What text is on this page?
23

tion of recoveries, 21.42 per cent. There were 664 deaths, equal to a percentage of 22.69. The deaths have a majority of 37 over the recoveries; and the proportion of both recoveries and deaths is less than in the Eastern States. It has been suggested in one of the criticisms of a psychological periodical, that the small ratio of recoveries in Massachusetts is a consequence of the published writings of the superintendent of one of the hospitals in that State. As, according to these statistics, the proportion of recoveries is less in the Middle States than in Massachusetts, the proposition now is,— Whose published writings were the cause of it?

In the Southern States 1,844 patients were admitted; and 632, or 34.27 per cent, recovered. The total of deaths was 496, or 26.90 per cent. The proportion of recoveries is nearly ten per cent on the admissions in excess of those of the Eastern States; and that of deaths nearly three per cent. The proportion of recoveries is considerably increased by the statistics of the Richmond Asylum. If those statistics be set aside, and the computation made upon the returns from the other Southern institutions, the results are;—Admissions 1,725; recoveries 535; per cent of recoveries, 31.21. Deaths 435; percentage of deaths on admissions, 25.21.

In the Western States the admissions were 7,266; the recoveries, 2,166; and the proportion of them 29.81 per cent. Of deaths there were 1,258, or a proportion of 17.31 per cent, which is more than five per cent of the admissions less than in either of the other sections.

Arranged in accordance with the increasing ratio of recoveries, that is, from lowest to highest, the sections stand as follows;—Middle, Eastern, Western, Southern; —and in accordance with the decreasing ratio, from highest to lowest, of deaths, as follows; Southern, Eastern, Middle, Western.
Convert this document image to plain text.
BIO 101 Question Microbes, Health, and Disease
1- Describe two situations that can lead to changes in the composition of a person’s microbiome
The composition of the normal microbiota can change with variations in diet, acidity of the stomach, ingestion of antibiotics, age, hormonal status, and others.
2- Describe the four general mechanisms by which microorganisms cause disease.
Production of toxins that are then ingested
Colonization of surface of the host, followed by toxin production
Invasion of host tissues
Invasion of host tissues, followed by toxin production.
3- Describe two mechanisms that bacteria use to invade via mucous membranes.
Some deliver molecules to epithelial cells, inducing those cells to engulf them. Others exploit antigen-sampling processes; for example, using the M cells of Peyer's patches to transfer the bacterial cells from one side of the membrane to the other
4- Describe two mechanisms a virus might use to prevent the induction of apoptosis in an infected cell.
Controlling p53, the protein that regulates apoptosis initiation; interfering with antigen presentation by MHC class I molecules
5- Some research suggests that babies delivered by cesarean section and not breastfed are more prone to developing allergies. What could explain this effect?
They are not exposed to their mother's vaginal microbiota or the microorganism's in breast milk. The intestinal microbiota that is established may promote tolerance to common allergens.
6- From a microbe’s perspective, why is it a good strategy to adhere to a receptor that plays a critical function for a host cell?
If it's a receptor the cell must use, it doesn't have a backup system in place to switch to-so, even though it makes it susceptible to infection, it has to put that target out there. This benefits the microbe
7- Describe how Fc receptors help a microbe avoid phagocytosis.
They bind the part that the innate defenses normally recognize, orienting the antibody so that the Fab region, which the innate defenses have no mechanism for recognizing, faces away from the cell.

◇ ◇ ◇ ◇

Directions for this task - Take each line above that contains "text" and copy it out.

Output -
What text is on this page?
Convert this document image to plain text.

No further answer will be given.